• Source records:
· · · · · · ·

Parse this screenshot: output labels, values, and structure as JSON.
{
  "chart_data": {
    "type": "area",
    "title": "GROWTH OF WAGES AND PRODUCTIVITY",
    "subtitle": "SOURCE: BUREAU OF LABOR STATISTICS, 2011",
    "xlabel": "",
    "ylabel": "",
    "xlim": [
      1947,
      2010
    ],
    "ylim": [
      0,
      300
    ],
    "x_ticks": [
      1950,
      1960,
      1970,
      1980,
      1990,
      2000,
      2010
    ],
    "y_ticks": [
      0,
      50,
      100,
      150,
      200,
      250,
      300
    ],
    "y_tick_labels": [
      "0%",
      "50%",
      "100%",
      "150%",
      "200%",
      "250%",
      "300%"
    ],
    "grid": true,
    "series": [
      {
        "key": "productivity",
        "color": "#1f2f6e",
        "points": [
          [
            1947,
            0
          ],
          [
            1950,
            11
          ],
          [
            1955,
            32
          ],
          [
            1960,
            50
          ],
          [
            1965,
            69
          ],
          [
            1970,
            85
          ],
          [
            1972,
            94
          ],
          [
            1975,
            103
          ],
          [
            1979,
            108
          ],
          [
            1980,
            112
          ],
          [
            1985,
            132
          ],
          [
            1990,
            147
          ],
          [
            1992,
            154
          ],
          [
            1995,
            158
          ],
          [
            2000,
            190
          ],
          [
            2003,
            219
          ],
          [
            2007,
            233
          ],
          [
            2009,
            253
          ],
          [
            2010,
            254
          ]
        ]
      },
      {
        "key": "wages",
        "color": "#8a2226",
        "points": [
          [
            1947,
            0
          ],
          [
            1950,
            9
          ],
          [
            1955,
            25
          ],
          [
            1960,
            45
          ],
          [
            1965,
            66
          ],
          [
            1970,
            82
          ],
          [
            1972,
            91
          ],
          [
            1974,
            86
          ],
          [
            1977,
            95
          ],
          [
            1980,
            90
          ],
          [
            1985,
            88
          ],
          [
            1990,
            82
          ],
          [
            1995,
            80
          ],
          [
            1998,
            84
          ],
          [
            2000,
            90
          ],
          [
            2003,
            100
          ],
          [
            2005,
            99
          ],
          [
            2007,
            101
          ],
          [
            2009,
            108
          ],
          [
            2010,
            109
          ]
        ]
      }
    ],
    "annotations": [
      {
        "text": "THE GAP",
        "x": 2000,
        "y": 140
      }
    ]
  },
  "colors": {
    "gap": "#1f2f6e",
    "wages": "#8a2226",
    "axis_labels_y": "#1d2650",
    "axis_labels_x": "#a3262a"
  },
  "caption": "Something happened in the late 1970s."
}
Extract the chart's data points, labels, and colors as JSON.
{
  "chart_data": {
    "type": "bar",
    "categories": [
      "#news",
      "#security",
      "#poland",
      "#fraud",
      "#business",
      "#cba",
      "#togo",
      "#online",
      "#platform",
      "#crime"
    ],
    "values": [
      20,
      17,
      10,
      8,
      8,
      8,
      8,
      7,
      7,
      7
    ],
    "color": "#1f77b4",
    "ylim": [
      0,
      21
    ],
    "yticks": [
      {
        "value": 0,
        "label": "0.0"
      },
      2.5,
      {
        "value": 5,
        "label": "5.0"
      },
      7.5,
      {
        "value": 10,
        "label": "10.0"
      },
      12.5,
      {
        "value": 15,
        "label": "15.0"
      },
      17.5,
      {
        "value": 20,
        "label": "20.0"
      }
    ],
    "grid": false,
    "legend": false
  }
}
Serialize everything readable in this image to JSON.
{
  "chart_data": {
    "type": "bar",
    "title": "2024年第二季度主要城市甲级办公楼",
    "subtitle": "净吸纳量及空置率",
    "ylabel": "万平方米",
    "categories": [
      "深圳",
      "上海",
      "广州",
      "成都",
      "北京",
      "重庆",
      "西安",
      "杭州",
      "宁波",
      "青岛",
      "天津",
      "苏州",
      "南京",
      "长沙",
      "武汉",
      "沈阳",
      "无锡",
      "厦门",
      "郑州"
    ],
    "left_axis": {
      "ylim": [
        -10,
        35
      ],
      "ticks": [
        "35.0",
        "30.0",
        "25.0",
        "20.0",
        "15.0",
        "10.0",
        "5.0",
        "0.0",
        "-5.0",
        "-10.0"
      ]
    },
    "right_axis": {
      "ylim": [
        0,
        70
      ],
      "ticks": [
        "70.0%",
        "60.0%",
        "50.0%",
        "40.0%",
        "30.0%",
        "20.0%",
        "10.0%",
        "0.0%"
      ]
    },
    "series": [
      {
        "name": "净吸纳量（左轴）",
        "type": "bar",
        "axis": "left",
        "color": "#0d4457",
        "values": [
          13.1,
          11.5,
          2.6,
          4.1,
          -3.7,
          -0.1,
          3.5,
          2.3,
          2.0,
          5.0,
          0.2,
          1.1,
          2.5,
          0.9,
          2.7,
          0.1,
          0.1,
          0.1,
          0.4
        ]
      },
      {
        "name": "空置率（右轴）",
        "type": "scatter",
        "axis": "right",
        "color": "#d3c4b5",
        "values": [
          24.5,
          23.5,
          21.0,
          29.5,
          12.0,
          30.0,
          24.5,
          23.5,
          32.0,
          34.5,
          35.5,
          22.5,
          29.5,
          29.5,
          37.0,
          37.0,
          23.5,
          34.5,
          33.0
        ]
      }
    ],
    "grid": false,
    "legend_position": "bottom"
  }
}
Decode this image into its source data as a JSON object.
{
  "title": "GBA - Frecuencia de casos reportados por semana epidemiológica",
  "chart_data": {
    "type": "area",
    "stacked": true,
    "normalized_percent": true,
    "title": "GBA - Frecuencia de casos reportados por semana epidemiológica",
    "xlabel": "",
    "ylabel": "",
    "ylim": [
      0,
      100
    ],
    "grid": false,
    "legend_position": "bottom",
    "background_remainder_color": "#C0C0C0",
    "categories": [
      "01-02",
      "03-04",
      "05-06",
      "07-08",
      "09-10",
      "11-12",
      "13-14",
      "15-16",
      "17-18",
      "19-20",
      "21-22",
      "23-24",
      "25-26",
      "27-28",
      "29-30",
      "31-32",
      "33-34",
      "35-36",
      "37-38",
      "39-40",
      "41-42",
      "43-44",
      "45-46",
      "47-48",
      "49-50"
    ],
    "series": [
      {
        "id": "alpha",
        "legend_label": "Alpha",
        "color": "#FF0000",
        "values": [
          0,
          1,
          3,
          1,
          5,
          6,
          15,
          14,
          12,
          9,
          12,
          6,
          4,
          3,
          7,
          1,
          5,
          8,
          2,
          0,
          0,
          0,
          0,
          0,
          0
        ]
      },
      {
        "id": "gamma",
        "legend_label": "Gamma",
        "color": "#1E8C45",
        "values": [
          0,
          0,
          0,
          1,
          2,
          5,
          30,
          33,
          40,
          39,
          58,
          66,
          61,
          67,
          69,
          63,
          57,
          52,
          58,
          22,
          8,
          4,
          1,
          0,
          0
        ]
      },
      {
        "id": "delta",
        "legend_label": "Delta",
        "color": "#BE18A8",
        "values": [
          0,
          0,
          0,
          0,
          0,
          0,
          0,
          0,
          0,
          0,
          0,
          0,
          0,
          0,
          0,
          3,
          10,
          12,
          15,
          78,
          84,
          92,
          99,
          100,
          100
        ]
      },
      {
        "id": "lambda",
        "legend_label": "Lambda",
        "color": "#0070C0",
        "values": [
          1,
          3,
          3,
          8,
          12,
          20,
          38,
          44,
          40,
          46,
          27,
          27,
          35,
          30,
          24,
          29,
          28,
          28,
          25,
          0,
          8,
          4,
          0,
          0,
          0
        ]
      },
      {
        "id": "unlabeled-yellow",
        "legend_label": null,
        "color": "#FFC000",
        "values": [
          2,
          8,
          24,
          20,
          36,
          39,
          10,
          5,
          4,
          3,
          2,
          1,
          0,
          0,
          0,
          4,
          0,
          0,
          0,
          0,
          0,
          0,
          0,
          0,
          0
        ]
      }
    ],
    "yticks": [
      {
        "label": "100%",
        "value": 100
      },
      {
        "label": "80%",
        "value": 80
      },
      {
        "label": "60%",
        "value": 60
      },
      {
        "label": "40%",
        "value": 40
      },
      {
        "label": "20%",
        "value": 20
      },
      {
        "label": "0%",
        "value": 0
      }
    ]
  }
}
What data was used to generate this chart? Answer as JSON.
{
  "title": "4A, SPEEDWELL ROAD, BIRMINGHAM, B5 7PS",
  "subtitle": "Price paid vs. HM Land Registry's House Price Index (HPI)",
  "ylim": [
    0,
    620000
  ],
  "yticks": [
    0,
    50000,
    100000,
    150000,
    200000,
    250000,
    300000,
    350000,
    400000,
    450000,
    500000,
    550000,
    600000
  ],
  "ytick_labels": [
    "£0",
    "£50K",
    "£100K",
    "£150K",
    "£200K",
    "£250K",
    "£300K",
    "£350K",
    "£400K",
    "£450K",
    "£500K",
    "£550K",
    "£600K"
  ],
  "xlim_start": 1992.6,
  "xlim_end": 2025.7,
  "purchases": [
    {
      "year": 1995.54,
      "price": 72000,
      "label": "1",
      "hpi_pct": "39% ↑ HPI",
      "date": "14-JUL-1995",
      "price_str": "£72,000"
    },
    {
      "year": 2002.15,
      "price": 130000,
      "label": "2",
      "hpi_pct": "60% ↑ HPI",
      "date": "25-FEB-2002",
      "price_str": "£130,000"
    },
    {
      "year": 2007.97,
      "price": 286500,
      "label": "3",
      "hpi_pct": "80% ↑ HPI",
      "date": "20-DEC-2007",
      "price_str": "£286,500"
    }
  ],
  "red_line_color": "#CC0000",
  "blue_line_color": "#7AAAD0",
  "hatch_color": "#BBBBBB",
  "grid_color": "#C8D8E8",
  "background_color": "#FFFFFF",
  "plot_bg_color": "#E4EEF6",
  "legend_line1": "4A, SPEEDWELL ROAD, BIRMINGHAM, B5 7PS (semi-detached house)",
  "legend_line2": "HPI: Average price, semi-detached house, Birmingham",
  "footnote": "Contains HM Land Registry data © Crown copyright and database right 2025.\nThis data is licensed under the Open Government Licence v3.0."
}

· · · · · · ·

• What you should do: Look through the data and show every line containing "ROAD".

• Exercise response:
  "title": "4A, SPEEDWELL ROAD, BIRMINGHAM, B5 7PS",
  "legend_line1": "4A, SPEEDWELL ROAD, BIRMINGHAM, B5 7PS (semi-detached house)",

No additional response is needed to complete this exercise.